**Entries supplied**
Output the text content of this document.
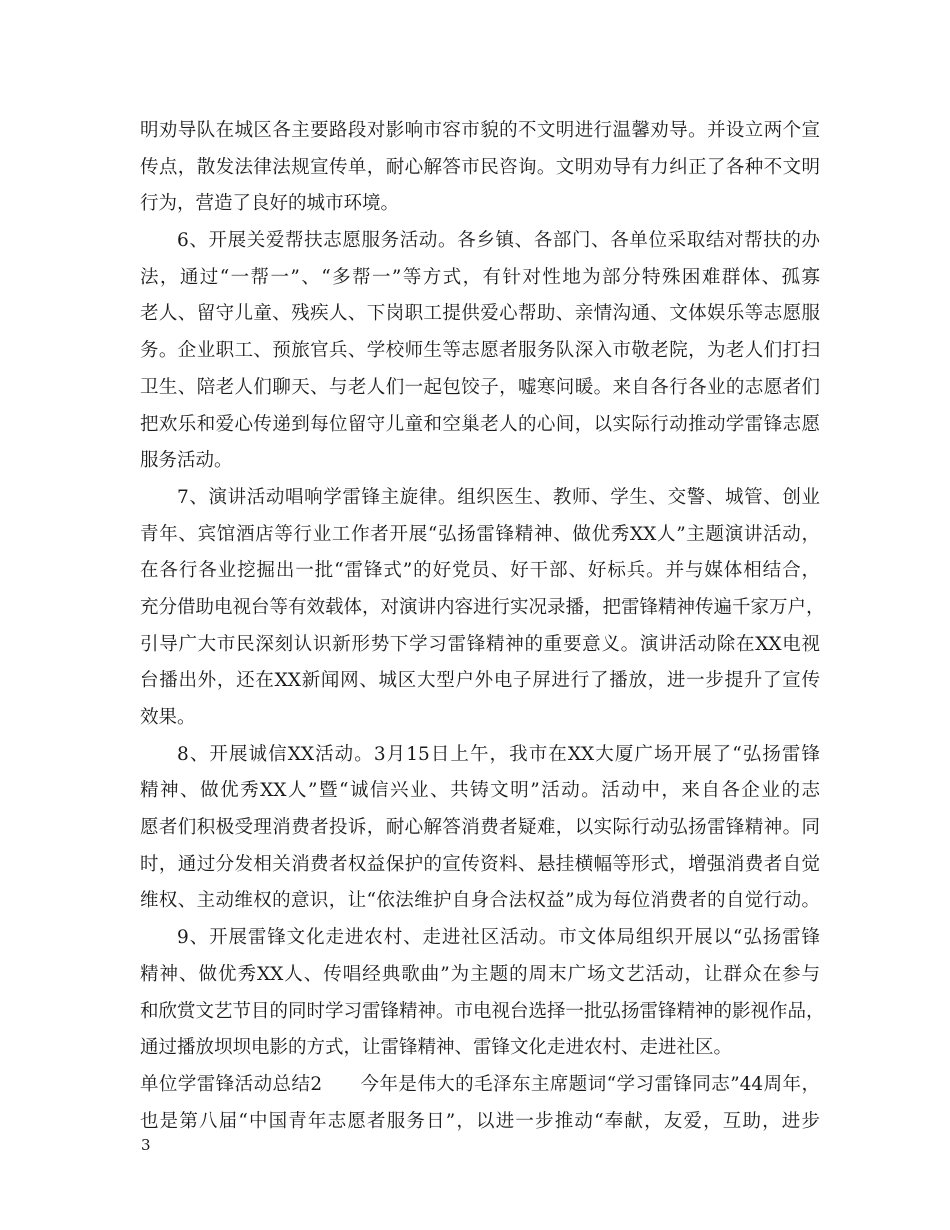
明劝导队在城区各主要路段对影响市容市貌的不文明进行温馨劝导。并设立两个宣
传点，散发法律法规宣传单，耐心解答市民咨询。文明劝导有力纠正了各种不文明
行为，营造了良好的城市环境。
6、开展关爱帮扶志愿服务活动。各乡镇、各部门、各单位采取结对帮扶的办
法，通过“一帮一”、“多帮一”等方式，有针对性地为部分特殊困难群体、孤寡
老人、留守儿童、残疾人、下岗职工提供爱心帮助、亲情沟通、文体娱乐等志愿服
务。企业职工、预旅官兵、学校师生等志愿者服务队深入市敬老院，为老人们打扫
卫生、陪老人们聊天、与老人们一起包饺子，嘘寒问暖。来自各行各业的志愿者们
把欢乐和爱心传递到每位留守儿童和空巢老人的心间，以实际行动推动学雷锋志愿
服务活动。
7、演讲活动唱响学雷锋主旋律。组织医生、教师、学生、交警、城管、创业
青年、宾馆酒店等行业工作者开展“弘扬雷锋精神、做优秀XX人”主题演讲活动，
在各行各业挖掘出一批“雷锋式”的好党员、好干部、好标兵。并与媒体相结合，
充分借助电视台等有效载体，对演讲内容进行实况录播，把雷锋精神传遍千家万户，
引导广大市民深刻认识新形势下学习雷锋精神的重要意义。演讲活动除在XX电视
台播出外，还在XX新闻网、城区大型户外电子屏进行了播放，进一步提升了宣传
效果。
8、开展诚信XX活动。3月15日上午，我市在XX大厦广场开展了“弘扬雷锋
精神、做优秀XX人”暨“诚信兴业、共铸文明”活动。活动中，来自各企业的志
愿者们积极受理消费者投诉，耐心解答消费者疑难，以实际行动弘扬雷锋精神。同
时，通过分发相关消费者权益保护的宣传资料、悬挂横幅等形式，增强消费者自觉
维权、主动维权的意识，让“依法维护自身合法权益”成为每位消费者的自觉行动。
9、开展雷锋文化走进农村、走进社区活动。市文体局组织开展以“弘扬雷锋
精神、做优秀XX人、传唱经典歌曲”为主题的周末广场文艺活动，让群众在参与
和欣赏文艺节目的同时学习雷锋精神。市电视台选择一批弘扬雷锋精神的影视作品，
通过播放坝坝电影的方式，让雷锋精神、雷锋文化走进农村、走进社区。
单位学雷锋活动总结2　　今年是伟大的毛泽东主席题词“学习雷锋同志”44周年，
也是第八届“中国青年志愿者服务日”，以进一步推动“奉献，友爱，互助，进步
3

**Problem to solve**
Leave out the pictures and output the rest of the material exactly as written.

**Output for this exercise**
Output the text content of this document.
明劝导队在城区各主要路段对影响市容市貌的不文明进行温馨劝导。并设立两个宣
传点，散发法律法规宣传单，耐心解答市民咨询。文明劝导有力纠正了各种不文明
行为，营造了良好的城市环境。
6、开展关爱帮扶志愿服务活动。各乡镇、各部门、各单位采取结对帮扶的办
法，通过“一帮一”、“多帮一”等方式，有针对性地为部分特殊困难群体、孤寡
老人、留守儿童、残疾人、下岗职工提供爱心帮助、亲情沟通、文体娱乐等志愿服
务。企业职工、预旅官兵、学校师生等志愿者服务队深入市敬老院，为老人们打扫
卫生、陪老人们聊天、与老人们一起包饺子，嘘寒问暖。来自各行各业的志愿者们
把欢乐和爱心传递到每位留守儿童和空巢老人的心间，以实际行动推动学雷锋志愿
服务活动。
7、演讲活动唱响学雷锋主旋律。组织医生、教师、学生、交警、城管、创业
青年、宾馆酒店等行业工作者开展“弘扬雷锋精神、做优秀XX人”主题演讲活动，
在各行各业挖掘出一批“雷锋式”的好党员、好干部、好标兵。并与媒体相结合，
充分借助电视台等有效载体，对演讲内容进行实况录播，把雷锋精神传遍千家万户，
引导广大市民深刻认识新形势下学习雷锋精神的重要意义。演讲活动除在XX电视
台播出外，还在XX新闻网、城区大型户外电子屏进行了播放，进一步提升了宣传
效果。
8、开展诚信XX活动。3月15日上午，我市在XX大厦广场开展了“弘扬雷锋
精神、做优秀XX人”暨“诚信兴业、共铸文明”活动。活动中，来自各企业的志
愿者们积极受理消费者投诉，耐心解答消费者疑难，以实际行动弘扬雷锋精神。同
时，通过分发相关消费者权益保护的宣传资料、悬挂横幅等形式，增强消费者自觉
维权、主动维权的意识，让“依法维护自身合法权益”成为每位消费者的自觉行动。
9、开展雷锋文化走进农村、走进社区活动。市文体局组织开展以“弘扬雷锋
精神、做优秀XX人、传唱经典歌曲”为主题的周末广场文艺活动，让群众在参与
和欣赏文艺节目的同时学习雷锋精神。市电视台选择一批弘扬雷锋精神的影视作品，
通过播放坝坝电影的方式，让雷锋精神、雷锋文化走进农村、走进社区。
单位学雷锋活动总结2　　今年是伟大的毛泽东主席题词“学习雷锋同志”44周年，
也是第八届“中国青年志愿者服务日”，以进一步推动“奉献，友爱，互助，进步
3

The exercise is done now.